### GIVEN INSTRUCTION
Collect all the lines that mention the word "label".

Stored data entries
________________
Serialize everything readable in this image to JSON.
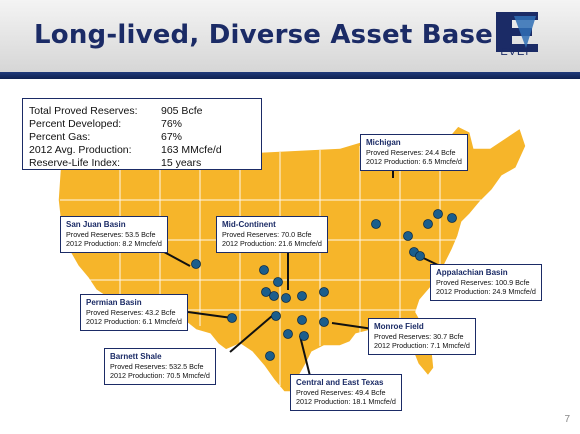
{
  "slide": {
    "title": "Long-lived, Diverse Asset Base",
    "logo_text": "EVEP",
    "page_number": "7"
  },
  "summary": {
    "rows": [
      {
        "label": "Total Proved Reserves:",
        "value": "905 Bcfe"
      },
      {
        "label": "Percent Developed:",
        "value": "76%"
      },
      {
        "label": "Percent Gas:",
        "value": "67%"
      },
      {
        "label": "2012 Avg. Production:",
        "value": "163  MMcfe/d"
      },
      {
        "label": "Reserve-Life Index:",
        "value": "15 years"
      }
    ]
  },
  "callouts": {
    "michigan": {
      "name": "Michigan",
      "reserves": "Proved Reserves: 24.4 Bcfe",
      "production": "2012 Production: 6.5 Mmcfe/d"
    },
    "san_juan": {
      "name": "San Juan Basin",
      "reserves": "Proved Reserves: 53.5 Bcfe",
      "production": "2012 Production: 8.2 Mmcfe/d"
    },
    "mid_continent": {
      "name": "Mid-Continent",
      "reserves": "Proved Reserves: 70.0 Bcfe",
      "production": "2012 Production: 21.6 Mmcfe/d"
    },
    "appalachian": {
      "name": "Appalachian Basin",
      "reserves": "Proved Reserves: 100.9 Bcfe",
      "production": "2012 Production: 24.9 Mmcfe/d"
    },
    "permian": {
      "name": "Permian Basin",
      "reserves": "Proved Reserves: 43.2 Bcfe",
      "production": "2012 Production: 6.1 Mmcfe/d"
    },
    "monroe": {
      "name": "Monroe Field",
      "reserves": "Proved Reserves: 30.7 Bcfe",
      "production": "2012 Production: 7.1 Mmcfe/d"
    },
    "barnett": {
      "name": "Barnett Shale",
      "reserves": "Proved Reserves: 532.5 Bcfe",
      "production": "2012 Production: 70.5 Mmcfe/d"
    },
    "east_texas": {
      "name": "Central and East Texas",
      "reserves": "Proved Reserves: 49.4 Bcfe",
      "production": "2012 Production: 18.1 Mmcfe/d"
    }
  },
  "colors": {
    "map_fill": "#f6b52a",
    "state_border": "#ffffff",
    "marker": "#1b5e8c",
    "title": "#1b2b66"
  }
}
________________
### RESPONSE TO THIS EXERCISE
        "label": "Total Proved Reserves:",
        "label": "Percent Developed:",
        "label": "Percent Gas:",
        "label": "2012 Avg. Production:",
        "label": "Reserve-Life Index:",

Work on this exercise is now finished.